▶ [Task description]
For every line in the records that has the word "JSON", make a copy.

>> START Supplied data

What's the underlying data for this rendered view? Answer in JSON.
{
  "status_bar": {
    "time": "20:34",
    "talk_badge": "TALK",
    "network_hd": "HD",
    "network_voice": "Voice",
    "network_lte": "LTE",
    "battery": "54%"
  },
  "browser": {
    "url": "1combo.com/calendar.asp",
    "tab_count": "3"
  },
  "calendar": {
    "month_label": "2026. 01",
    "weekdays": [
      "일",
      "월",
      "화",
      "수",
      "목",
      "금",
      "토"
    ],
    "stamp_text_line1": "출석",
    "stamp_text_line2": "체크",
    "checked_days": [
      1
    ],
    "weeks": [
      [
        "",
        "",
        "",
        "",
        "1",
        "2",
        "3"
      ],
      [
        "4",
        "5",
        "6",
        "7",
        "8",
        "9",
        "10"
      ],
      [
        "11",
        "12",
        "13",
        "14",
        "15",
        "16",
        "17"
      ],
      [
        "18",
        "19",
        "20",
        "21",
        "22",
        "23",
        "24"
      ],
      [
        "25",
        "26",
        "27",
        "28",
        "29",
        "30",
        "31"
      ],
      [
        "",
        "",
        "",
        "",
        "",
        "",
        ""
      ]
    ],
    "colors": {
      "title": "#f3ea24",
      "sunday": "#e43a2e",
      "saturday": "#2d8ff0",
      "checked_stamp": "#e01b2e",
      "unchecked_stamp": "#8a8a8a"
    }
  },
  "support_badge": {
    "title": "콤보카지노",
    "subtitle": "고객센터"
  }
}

>> END Supplied data
>> START Supplied data

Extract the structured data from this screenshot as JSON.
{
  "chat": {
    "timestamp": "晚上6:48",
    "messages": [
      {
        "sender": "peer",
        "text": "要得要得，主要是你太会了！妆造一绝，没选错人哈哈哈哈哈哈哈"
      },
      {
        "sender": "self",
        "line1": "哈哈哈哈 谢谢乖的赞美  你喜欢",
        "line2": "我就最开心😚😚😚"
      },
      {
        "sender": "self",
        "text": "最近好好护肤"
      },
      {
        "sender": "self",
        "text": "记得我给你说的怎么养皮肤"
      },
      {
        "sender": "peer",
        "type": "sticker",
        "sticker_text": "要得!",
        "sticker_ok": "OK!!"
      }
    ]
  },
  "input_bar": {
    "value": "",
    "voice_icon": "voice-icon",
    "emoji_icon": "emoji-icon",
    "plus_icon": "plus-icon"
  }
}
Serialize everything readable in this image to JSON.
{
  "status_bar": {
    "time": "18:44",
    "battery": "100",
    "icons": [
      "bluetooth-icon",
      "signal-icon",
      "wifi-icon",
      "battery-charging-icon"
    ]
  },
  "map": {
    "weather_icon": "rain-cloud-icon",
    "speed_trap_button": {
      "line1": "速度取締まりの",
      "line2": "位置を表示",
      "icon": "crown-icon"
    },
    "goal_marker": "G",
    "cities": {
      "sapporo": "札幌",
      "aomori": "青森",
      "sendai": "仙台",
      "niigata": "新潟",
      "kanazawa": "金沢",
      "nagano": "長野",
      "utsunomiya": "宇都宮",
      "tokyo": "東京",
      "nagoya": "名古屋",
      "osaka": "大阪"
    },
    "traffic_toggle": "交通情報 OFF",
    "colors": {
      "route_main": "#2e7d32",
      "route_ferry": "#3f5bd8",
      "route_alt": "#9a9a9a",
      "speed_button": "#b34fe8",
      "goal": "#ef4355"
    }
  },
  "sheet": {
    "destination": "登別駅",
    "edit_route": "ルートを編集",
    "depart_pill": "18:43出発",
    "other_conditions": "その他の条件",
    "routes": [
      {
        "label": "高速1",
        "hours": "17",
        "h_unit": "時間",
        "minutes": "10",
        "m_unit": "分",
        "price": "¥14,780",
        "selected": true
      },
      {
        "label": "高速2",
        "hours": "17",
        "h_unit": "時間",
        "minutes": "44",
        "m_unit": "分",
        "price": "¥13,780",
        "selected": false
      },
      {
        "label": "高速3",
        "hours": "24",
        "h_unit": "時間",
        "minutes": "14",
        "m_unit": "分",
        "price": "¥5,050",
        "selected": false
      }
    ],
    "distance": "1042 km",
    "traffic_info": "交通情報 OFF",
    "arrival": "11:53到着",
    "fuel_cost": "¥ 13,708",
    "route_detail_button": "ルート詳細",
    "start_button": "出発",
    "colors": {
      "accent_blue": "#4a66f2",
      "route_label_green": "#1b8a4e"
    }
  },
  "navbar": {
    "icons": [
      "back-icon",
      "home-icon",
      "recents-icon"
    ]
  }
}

>> END Supplied data
>> START Supplied data

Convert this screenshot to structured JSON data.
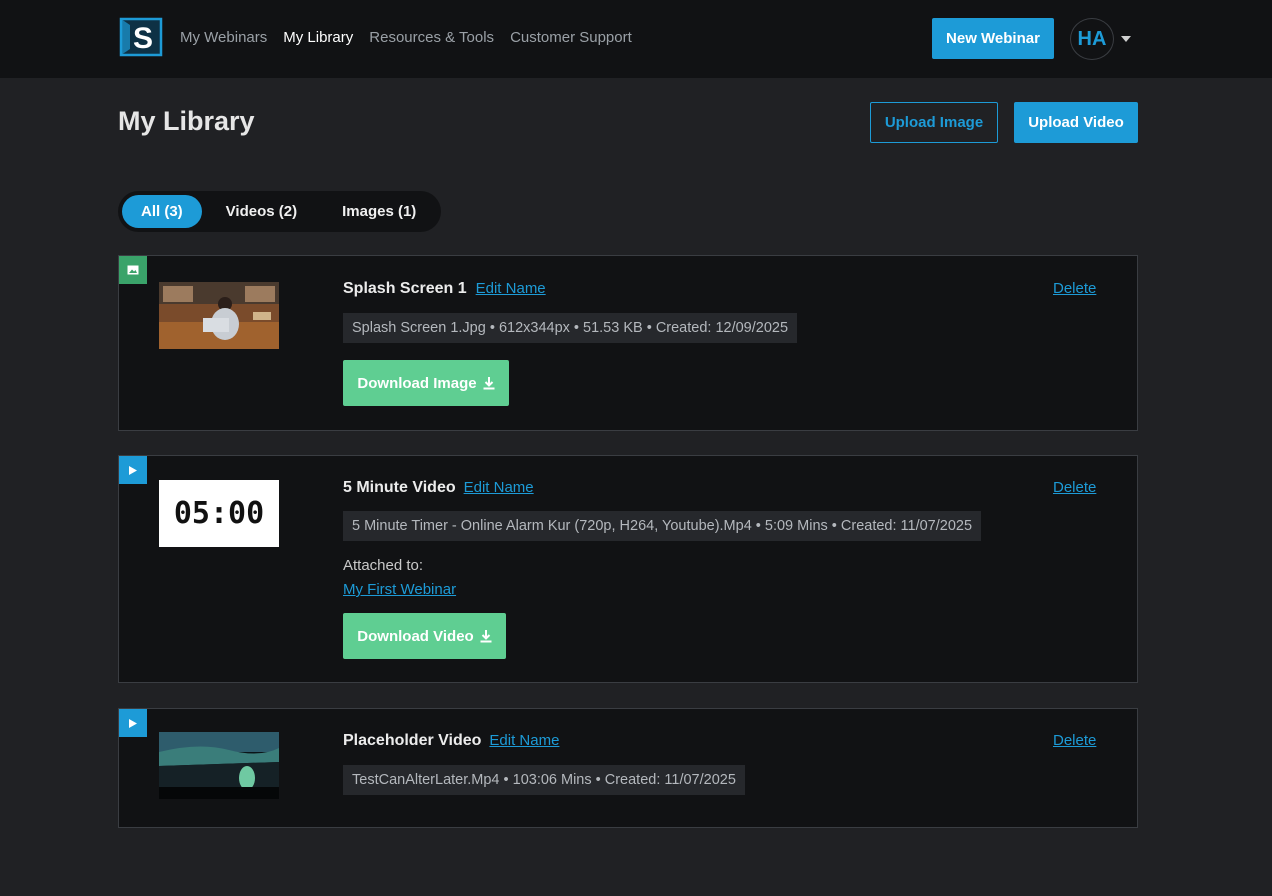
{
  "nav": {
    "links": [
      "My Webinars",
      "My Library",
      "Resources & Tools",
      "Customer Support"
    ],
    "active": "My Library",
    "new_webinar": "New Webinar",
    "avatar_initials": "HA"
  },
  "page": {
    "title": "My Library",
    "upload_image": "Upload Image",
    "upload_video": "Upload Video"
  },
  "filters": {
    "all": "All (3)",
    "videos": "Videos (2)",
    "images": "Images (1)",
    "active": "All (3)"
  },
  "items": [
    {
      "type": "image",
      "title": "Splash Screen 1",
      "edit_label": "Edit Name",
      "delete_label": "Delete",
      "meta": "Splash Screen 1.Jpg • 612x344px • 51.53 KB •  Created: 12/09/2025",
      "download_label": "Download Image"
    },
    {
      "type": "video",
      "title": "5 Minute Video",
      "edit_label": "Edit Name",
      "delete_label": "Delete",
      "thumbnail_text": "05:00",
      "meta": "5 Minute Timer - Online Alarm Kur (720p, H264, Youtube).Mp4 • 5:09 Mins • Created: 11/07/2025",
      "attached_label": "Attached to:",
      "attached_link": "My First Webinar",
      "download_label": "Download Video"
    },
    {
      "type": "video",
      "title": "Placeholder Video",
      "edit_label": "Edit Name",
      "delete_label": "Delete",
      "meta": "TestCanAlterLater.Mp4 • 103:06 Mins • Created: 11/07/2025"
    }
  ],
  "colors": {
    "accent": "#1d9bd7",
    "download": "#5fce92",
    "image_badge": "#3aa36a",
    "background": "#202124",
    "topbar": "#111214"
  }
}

>> END Supplied data

▶ [Full solution]
What's the underlying data for this rendered view? Answer in JSON.
Extract the structured data from this screenshot as JSON.
Serialize everything readable in this image to JSON.
Convert this screenshot to structured JSON data.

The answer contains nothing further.